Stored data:
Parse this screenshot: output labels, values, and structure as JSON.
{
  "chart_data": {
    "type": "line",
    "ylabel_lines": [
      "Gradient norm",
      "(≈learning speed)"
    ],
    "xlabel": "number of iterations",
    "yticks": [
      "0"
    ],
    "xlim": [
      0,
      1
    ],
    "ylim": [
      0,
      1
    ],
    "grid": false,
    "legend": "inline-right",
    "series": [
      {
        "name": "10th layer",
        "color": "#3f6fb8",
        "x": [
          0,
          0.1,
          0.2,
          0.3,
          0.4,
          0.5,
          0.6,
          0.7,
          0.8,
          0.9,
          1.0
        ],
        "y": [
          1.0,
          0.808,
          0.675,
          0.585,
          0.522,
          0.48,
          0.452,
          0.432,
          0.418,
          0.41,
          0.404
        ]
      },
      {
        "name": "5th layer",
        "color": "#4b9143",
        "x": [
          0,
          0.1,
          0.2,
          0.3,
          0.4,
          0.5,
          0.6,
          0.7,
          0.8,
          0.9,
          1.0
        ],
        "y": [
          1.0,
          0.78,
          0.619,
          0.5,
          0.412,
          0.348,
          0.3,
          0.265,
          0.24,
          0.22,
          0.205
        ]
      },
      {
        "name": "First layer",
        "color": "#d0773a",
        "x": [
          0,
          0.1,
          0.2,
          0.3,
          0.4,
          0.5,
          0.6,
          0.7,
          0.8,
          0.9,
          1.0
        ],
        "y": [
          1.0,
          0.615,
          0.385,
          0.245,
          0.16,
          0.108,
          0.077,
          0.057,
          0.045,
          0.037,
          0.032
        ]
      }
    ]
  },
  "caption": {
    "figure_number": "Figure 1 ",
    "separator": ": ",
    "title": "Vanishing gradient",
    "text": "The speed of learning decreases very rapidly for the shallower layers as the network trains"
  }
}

- Stated exercise:
Write out every record, exactly as written.

- Solution to the exercise:
Parse this screenshot: output labels, values, and structure as JSON.
{
  "chart_data": {
    "type": "line",
    "ylabel_lines": [
      "Gradient norm",
      "(≈learning speed)"
    ],
    "xlabel": "number of iterations",
    "yticks": [
      "0"
    ],
    "xlim": [
      0,
      1
    ],
    "ylim": [
      0,
      1
    ],
    "grid": false,
    "legend": "inline-right",
    "series": [
      {
        "name": "10th layer",
        "color": "#3f6fb8",
        "x": [
          0,
          0.1,
          0.2,
          0.3,
          0.4,
          0.5,
          0.6,
          0.7,
          0.8,
          0.9,
          1.0
        ],
        "y": [
          1.0,
          0.808,
          0.675,
          0.585,
          0.522,
          0.48,
          0.452,
          0.432,
          0.418,
          0.41,
          0.404
        ]
      },
      {
        "name": "5th layer",
        "color": "#4b9143",
        "x": [
          0,
          0.1,
          0.2,
          0.3,
          0.4,
          0.5,
          0.6,
          0.7,
          0.8,
          0.9,
          1.0
        ],
        "y": [
          1.0,
          0.78,
          0.619,
          0.5,
          0.412,
          0.348,
          0.3,
          0.265,
          0.24,
          0.22,
          0.205
        ]
      },
      {
        "name": "First layer",
        "color": "#d0773a",
        "x": [
          0,
          0.1,
          0.2,
          0.3,
          0.4,
          0.5,
          0.6,
          0.7,
          0.8,
          0.9,
          1.0
        ],
        "y": [
          1.0,
          0.615,
          0.385,
          0.245,
          0.16,
          0.108,
          0.077,
          0.057,
          0.045,
          0.037,
          0.032
        ]
      }
    ]
  },
  "caption": {
    "figure_number": "Figure 1 ",
    "separator": ": ",
    "title": "Vanishing gradient",
    "text": "The speed of learning decreases very rapidly for the shallower layers as the network trains"
  }
}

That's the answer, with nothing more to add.